## Directions for this task:
Find each line with the string "icon" and copy it.

::: Records supplied :::

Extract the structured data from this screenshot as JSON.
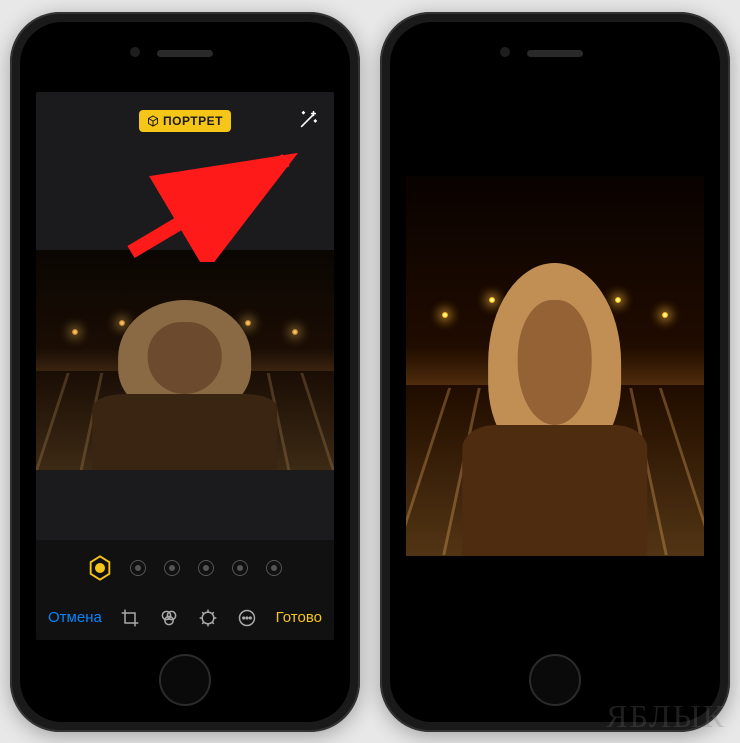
{
  "left_phone": {
    "badge": {
      "label": "ПОРТРЕТ",
      "icon": "cube-icon"
    },
    "wand_icon": "magic-wand-icon",
    "annotation_arrow": "arrow-to-wand",
    "bottom": {
      "cancel": "Отмена",
      "done": "Готово",
      "tools": {
        "crop": "crop-icon",
        "filters": "filters-icon",
        "adjust": "adjust-icon",
        "more": "more-icon"
      }
    },
    "adjust_dots_count": 5
  },
  "watermark": "ЯБЛЫК"
}
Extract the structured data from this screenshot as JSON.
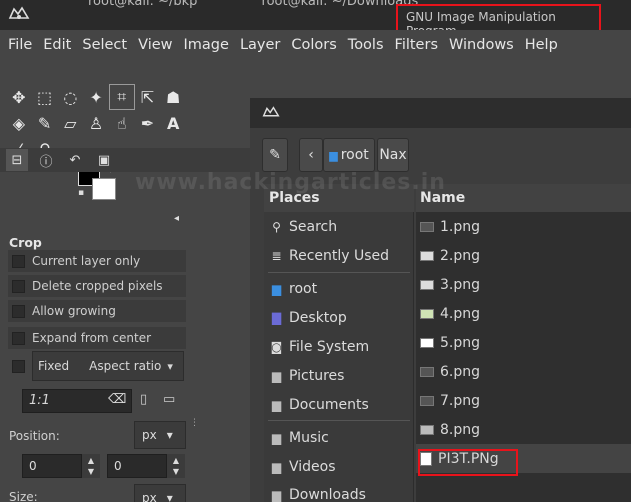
{
  "titlebar": {
    "tabs": [
      "root@kali: ~/bkp",
      "root@kali: ~/Downloads"
    ],
    "app_title": "GNU Image Manipulation Program"
  },
  "menubar": {
    "items": [
      "File",
      "Edit",
      "Select",
      "View",
      "Image",
      "Layer",
      "Colors",
      "Tools",
      "Filters",
      "Windows",
      "Help"
    ]
  },
  "tool_options": {
    "title": "Crop",
    "checkboxes": [
      "Current layer only",
      "Delete cropped pixels",
      "Allow growing",
      "Expand from center"
    ],
    "fixed": {
      "label": "Fixed",
      "value": "Aspect ratio"
    },
    "ratio_value": "1:1",
    "position_label": "Position:",
    "position_unit": "px",
    "position_x": "0",
    "position_y": "0",
    "size_label": "Size:",
    "size_unit": "px"
  },
  "dialog": {
    "path_buttons": [
      "root",
      "Nax"
    ],
    "places_header": "Places",
    "places": [
      "Search",
      "Recently Used",
      "root",
      "Desktop",
      "File System",
      "Pictures",
      "Documents",
      "Music",
      "Videos",
      "Downloads"
    ],
    "files_header": "Name",
    "files": [
      "1.png",
      "2.png",
      "3.png",
      "4.png",
      "5.png",
      "6.png",
      "7.png",
      "8.png",
      "PI3T.PNg"
    ]
  },
  "watermark": "www.hackingarticles.in",
  "colors": {
    "highlight": "#e8131b",
    "fg": "#000000",
    "bg": "#ffffff"
  }
}
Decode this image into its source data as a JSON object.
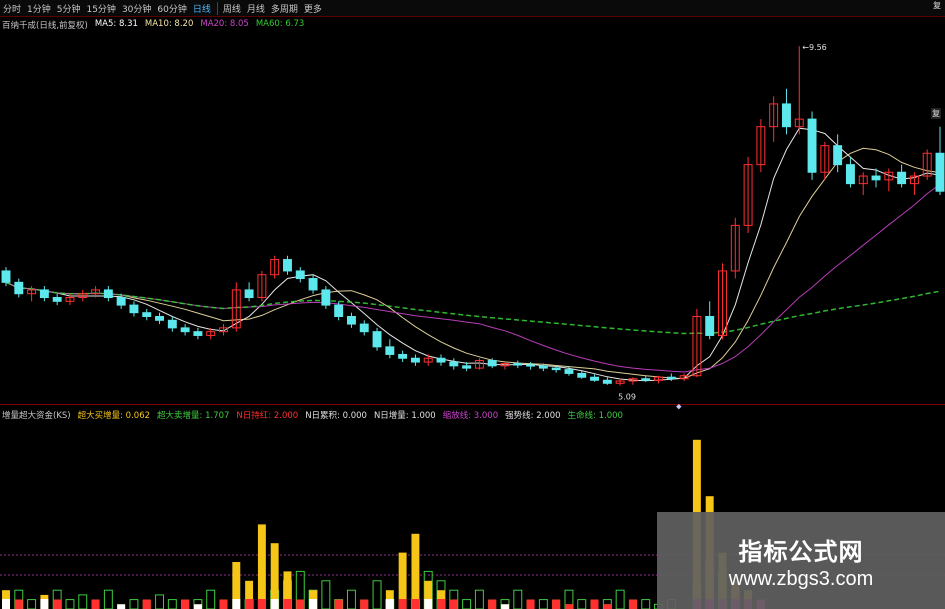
{
  "toolbar": {
    "tabs": [
      {
        "label": "分时",
        "active": false
      },
      {
        "label": "1分钟",
        "active": false
      },
      {
        "label": "5分钟",
        "active": false
      },
      {
        "label": "15分钟",
        "active": false
      },
      {
        "label": "30分钟",
        "active": false
      },
      {
        "label": "60分钟",
        "active": false
      },
      {
        "label": "日线",
        "active": true
      },
      {
        "label": "周线",
        "active": false
      },
      {
        "label": "月线",
        "active": false
      },
      {
        "label": "多周期",
        "active": false
      },
      {
        "label": "更多",
        "active": false
      }
    ],
    "corner_label": "复"
  },
  "main_legend": {
    "title": "百纳千成(日线,前复权)",
    "items": [
      {
        "label": "MA5: 8.31",
        "color": "#ffffff"
      },
      {
        "label": "MA10: 8.20",
        "color": "#f5e6a8"
      },
      {
        "label": "MA20: 8.05",
        "color": "#cc44cc"
      },
      {
        "label": "MA60: 6.73",
        "color": "#33cc33"
      }
    ]
  },
  "sub_legend": {
    "title": "增量超大资金(KS)",
    "items": [
      {
        "label": "超大买增量: 0.062",
        "color": "#f5c518"
      },
      {
        "label": "超大卖增量: 1.707",
        "color": "#3fcc3f"
      },
      {
        "label": "N日持红: 2.000",
        "color": "#ff3030"
      },
      {
        "label": "N日累积: 0.000",
        "color": "#e0e0e0"
      },
      {
        "label": "N日增量: 1.000",
        "color": "#e0e0e0"
      },
      {
        "label": "缩放线: 3.000",
        "color": "#cc44cc"
      },
      {
        "label": "强势线: 2.000",
        "color": "#e0e0e0"
      },
      {
        "label": "生命线: 1.000",
        "color": "#3fcc3f"
      }
    ]
  },
  "annotations": {
    "high_label": "9.56",
    "low_label": "5.09",
    "right_label": "复",
    "low_marker": "◆"
  },
  "watermark": {
    "title": "指标公式网",
    "url": "www.zbgs3.com"
  },
  "colors": {
    "up": "#ff3030",
    "down": "#5ce8ec",
    "ma5": "#ffffff",
    "ma10": "#f5e6a8",
    "ma20": "#cc44cc",
    "ma60": "#33cc33",
    "buy_bar": "#f5c518",
    "sell_bar": "#3fcc3f"
  },
  "chart_data": {
    "type": "candlestick",
    "ohlc": [
      [
        6.6,
        6.65,
        6.4,
        6.45
      ],
      [
        6.45,
        6.5,
        6.25,
        6.3
      ],
      [
        6.3,
        6.4,
        6.2,
        6.35
      ],
      [
        6.35,
        6.4,
        6.2,
        6.25
      ],
      [
        6.25,
        6.3,
        6.15,
        6.2
      ],
      [
        6.2,
        6.3,
        6.15,
        6.25
      ],
      [
        6.25,
        6.35,
        6.2,
        6.3
      ],
      [
        6.3,
        6.4,
        6.25,
        6.35
      ],
      [
        6.35,
        6.4,
        6.2,
        6.25
      ],
      [
        6.25,
        6.3,
        6.1,
        6.15
      ],
      [
        6.15,
        6.2,
        6.0,
        6.05
      ],
      [
        6.05,
        6.1,
        5.95,
        6.0
      ],
      [
        6.0,
        6.05,
        5.9,
        5.95
      ],
      [
        5.95,
        6.0,
        5.8,
        5.85
      ],
      [
        5.85,
        5.9,
        5.75,
        5.8
      ],
      [
        5.8,
        5.85,
        5.7,
        5.75
      ],
      [
        5.75,
        5.85,
        5.7,
        5.8
      ],
      [
        5.8,
        5.9,
        5.75,
        5.85
      ],
      [
        5.85,
        6.45,
        5.8,
        6.35
      ],
      [
        6.35,
        6.45,
        6.2,
        6.25
      ],
      [
        6.25,
        6.6,
        6.2,
        6.55
      ],
      [
        6.55,
        6.8,
        6.5,
        6.75
      ],
      [
        6.75,
        6.8,
        6.55,
        6.6
      ],
      [
        6.6,
        6.65,
        6.45,
        6.5
      ],
      [
        6.5,
        6.55,
        6.3,
        6.35
      ],
      [
        6.35,
        6.4,
        6.1,
        6.15
      ],
      [
        6.15,
        6.2,
        5.95,
        6.0
      ],
      [
        6.0,
        6.05,
        5.85,
        5.9
      ],
      [
        5.9,
        5.95,
        5.75,
        5.8
      ],
      [
        5.8,
        5.85,
        5.55,
        5.6
      ],
      [
        5.6,
        5.7,
        5.45,
        5.5
      ],
      [
        5.5,
        5.55,
        5.4,
        5.45
      ],
      [
        5.45,
        5.5,
        5.35,
        5.4
      ],
      [
        5.4,
        5.5,
        5.35,
        5.45
      ],
      [
        5.45,
        5.5,
        5.35,
        5.4
      ],
      [
        5.4,
        5.45,
        5.3,
        5.35
      ],
      [
        5.35,
        5.4,
        5.28,
        5.32
      ],
      [
        5.32,
        5.45,
        5.3,
        5.42
      ],
      [
        5.42,
        5.45,
        5.32,
        5.35
      ],
      [
        5.35,
        5.4,
        5.3,
        5.38
      ],
      [
        5.38,
        5.42,
        5.32,
        5.36
      ],
      [
        5.36,
        5.4,
        5.3,
        5.35
      ],
      [
        5.35,
        5.38,
        5.28,
        5.32
      ],
      [
        5.32,
        5.35,
        5.26,
        5.3
      ],
      [
        5.3,
        5.34,
        5.22,
        5.25
      ],
      [
        5.25,
        5.28,
        5.18,
        5.2
      ],
      [
        5.2,
        5.24,
        5.14,
        5.16
      ],
      [
        5.16,
        5.2,
        5.1,
        5.12
      ],
      [
        5.12,
        5.18,
        5.09,
        5.15
      ],
      [
        5.15,
        5.2,
        5.1,
        5.18
      ],
      [
        5.18,
        5.22,
        5.14,
        5.16
      ],
      [
        5.16,
        5.22,
        5.12,
        5.2
      ],
      [
        5.2,
        5.25,
        5.15,
        5.18
      ],
      [
        5.18,
        5.25,
        5.15,
        5.22
      ],
      [
        5.22,
        6.1,
        5.2,
        6.0
      ],
      [
        6.0,
        6.2,
        5.7,
        5.75
      ],
      [
        5.75,
        6.7,
        5.7,
        6.6
      ],
      [
        6.6,
        7.3,
        6.5,
        7.2
      ],
      [
        7.2,
        8.1,
        7.1,
        8.0
      ],
      [
        8.0,
        8.6,
        7.9,
        8.5
      ],
      [
        8.5,
        8.9,
        8.3,
        8.8
      ],
      [
        8.8,
        9.0,
        8.4,
        8.5
      ],
      [
        8.5,
        9.56,
        8.4,
        8.6
      ],
      [
        8.6,
        8.7,
        7.8,
        7.9
      ],
      [
        7.9,
        8.3,
        7.8,
        8.25
      ],
      [
        8.25,
        8.4,
        7.9,
        8.0
      ],
      [
        8.0,
        8.1,
        7.7,
        7.75
      ],
      [
        7.75,
        7.9,
        7.6,
        7.85
      ],
      [
        7.85,
        7.95,
        7.7,
        7.8
      ],
      [
        7.8,
        7.95,
        7.65,
        7.9
      ],
      [
        7.9,
        8.0,
        7.7,
        7.75
      ],
      [
        7.75,
        7.9,
        7.6,
        7.85
      ],
      [
        7.85,
        8.2,
        7.8,
        8.15
      ],
      [
        8.15,
        8.5,
        7.6,
        7.65
      ]
    ],
    "ylim": [
      4.9,
      9.8
    ],
    "volume_buy": [
      0.2,
      0.1,
      0,
      0.15,
      0.1,
      0,
      0,
      0.1,
      0,
      0.05,
      0,
      0.1,
      0,
      0,
      0.1,
      0.05,
      0,
      0.1,
      0.5,
      0.3,
      0.9,
      0.7,
      0.4,
      0.1,
      0.2,
      0,
      0.1,
      0,
      0.1,
      0,
      0.2,
      0.6,
      0.8,
      0.3,
      0.2,
      0.1,
      0,
      0,
      0.1,
      0.05,
      0,
      0.1,
      0,
      0.1,
      0.05,
      0,
      0.1,
      0.05,
      0,
      0.1,
      0,
      0,
      0,
      0,
      1.8,
      1.2,
      0.6,
      0.3,
      0.2,
      0.1,
      0,
      0,
      0,
      0,
      0,
      0,
      0,
      0,
      0,
      0,
      0,
      0,
      0,
      0
    ],
    "volume_sell": [
      0,
      0.2,
      0.1,
      0,
      0.2,
      0.1,
      0.15,
      0,
      0.2,
      0,
      0.1,
      0,
      0.15,
      0.1,
      0,
      0.1,
      0.2,
      0,
      0,
      0.1,
      0,
      0.2,
      0.3,
      0.4,
      0.2,
      0.3,
      0.1,
      0.2,
      0,
      0.3,
      0.1,
      0,
      0.1,
      0.4,
      0.3,
      0.2,
      0.1,
      0.2,
      0,
      0.1,
      0.2,
      0,
      0.1,
      0,
      0.2,
      0.1,
      0,
      0.1,
      0.2,
      0,
      0.1,
      0.05,
      0.1,
      0,
      0.3,
      0.5,
      0.4,
      0.2,
      0,
      0,
      0,
      0,
      0,
      0,
      0,
      0,
      0,
      0,
      0,
      0,
      0,
      0,
      0,
      0
    ]
  }
}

:::

## Answer to the exercise:
      "icon": "cube-icon"
    "wand_icon": "magic-wand-icon",
        "crop": "crop-icon",
        "filters": "filters-icon",
        "adjust": "adjust-icon",
        "more": "more-icon"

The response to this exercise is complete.